▸ **TASK INPUTS**
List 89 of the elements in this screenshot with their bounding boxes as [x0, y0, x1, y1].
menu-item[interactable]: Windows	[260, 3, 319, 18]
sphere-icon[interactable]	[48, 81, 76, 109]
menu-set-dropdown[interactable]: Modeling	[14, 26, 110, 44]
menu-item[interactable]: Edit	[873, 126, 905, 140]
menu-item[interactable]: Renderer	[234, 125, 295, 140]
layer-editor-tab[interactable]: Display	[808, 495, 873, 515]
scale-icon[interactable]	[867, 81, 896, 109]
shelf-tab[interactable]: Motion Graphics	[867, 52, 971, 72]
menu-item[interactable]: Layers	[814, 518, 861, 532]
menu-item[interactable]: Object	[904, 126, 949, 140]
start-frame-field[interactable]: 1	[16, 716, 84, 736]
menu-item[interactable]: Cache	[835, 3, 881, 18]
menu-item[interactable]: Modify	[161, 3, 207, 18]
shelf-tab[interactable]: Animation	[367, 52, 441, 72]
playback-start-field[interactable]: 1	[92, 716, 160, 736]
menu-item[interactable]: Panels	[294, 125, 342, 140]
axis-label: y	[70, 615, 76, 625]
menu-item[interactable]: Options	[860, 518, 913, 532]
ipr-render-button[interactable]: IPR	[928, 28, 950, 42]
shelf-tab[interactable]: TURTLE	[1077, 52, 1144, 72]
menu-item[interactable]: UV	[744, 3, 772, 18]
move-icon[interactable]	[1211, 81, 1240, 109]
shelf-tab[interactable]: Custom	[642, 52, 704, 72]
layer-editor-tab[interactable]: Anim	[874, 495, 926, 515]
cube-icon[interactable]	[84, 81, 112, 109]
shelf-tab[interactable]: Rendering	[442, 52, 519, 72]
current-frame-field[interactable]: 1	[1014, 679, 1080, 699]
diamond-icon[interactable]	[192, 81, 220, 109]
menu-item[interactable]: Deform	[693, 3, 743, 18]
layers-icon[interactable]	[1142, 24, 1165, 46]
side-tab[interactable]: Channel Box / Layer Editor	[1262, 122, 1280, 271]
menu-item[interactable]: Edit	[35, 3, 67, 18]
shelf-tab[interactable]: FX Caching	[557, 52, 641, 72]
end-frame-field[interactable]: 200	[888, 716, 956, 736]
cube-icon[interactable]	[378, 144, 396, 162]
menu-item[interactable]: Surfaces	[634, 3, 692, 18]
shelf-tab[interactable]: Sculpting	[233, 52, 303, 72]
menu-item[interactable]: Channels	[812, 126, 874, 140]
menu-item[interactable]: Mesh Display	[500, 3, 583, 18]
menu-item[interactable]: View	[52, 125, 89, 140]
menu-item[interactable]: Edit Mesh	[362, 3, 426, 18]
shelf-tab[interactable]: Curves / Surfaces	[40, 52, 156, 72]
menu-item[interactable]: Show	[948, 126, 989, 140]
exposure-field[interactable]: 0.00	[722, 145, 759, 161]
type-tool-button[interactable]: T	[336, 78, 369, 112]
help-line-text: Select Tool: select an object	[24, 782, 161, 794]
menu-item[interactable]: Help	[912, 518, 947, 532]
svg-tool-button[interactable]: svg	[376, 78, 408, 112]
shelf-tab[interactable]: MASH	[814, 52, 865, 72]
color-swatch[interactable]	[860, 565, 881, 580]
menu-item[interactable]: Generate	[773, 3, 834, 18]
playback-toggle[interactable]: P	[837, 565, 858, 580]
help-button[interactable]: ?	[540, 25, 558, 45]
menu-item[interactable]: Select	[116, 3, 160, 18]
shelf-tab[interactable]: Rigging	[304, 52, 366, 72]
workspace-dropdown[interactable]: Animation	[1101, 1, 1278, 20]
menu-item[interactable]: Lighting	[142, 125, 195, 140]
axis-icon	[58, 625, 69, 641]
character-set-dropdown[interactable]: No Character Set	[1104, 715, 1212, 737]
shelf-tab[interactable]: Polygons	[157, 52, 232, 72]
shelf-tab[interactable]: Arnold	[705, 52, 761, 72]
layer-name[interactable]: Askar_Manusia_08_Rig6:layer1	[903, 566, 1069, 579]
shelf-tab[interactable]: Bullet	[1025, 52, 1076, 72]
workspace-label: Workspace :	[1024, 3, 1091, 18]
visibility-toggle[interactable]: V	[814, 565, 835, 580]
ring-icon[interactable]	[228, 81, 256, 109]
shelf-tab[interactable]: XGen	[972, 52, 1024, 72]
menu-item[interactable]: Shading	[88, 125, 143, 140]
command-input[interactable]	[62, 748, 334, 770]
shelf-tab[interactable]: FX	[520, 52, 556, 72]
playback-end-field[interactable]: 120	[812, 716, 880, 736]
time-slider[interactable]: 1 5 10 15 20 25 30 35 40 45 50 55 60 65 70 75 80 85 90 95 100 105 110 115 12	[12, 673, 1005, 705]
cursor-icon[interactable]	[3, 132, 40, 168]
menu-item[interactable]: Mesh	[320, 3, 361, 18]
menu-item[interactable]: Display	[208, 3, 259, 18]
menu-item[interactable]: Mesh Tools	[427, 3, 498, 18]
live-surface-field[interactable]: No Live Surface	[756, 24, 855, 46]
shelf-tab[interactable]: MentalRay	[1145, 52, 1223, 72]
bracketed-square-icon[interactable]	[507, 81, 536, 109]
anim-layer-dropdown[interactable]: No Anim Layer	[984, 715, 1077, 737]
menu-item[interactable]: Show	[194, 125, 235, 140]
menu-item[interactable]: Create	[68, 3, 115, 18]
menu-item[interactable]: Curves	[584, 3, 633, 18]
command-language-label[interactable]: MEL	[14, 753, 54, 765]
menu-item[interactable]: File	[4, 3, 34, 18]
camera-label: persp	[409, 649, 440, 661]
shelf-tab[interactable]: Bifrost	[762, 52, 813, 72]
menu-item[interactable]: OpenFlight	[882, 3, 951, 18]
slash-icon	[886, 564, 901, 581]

▸ **PROBLEM DETAILS**
Transcribe the records from their first line through the line containing "26, 110, 44]", both ends included, reproducing each line verbatim.

▸ **EXERCISE ANSWER**
List 89 of the elements in this screenshot with their bounding boxes as [x0, y0, x1, y1].
menu-item[interactable]: Windows	[260, 3, 319, 18]
sphere-icon[interactable]	[48, 81, 76, 109]
menu-set-dropdown[interactable]: Modeling	[14, 26, 110, 44]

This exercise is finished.